The problem: Leave out the pictures and repeat the data exactly.

Dataset excerpts:
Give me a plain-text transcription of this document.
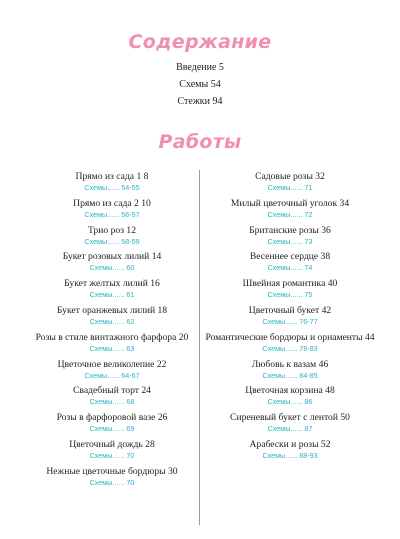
Содержание
Введение 5
Схемы 54
Стежки 94
Работы
Прямо из сада 1 8
Схемы...... 54-55
Прямо из сада 2 10
Схемы...... 56-57
Трио роз 12
Схемы...... 58-59
Букет розовых лилий 14
Схемы...... 60
Букет желтых лилий 16
Схемы...... 61
Букет оранжевых лилий 18
Схемы...... 62
Розы в стиле винтажного фарфора 20
Схемы...... 63
Цветочное великолепие 22
Схемы...... 64-67
Свадебный торт 24
Схемы...... 68
Розы в фарфоровой вазе 26
Схемы...... 69
Цветочный дождь 28
Схемы...... 70
Нежные цветочные бордюры 30
Схемы...... 70
Садовые розы 32
Схемы...... 71
Милый цветочный уголок 34
Схемы...... 72
Британские розы 36
Схемы...... 73
Весеннее сердце 38
Схемы...... 74
Швейная романтика 40
Схемы...... 75
Цветочный букет 42
Схемы...... 76-77
Романтические бордюры и орнаменты 44
Схемы...... 78-83
Любовь к вазам 46
Схемы...... 84-85
Цветочная корзина 48
Схемы...... 86
Сиреневый букет с лентой 50
Схемы...... 87
Арабески и розы 52
Схемы...... 88-93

Completed exercise:
Give me a plain-text transcription of this document.
Содержание
Введение 5
Схемы 54
Стежки 94
Работы
Прямо из сада 1 8
Схемы...... 54-55
Прямо из сада 2 10
Схемы...... 56-57
Трио роз 12
Схемы...... 58-59
Букет розовых лилий 14
Схемы...... 60
Букет желтых лилий 16
Схемы...... 61
Букет оранжевых лилий 18
Схемы...... 62
Розы в стиле винтажного фарфора 20
Схемы...... 63
Цветочное великолепие 22
Схемы...... 64-67
Свадебный торт 24
Схемы...... 68
Розы в фарфоровой вазе 26
Схемы...... 69
Цветочный дождь 28
Схемы...... 70
Нежные цветочные бордюры 30
Схемы...... 70
Садовые розы 32
Схемы...... 71
Милый цветочный уголок 34
Схемы...... 72
Британские розы 36
Схемы...... 73
Весеннее сердце 38
Схемы...... 74
Швейная романтика 40
Схемы...... 75
Цветочный букет 42
Схемы...... 76-77
Романтические бордюры и орнаменты 44
Схемы...... 78-83
Любовь к вазам 46
Схемы...... 84-85
Цветочная корзина 48
Схемы...... 86
Сиреневый букет с лентой 50
Схемы...... 87
Арабески и розы 52
Схемы...... 88-93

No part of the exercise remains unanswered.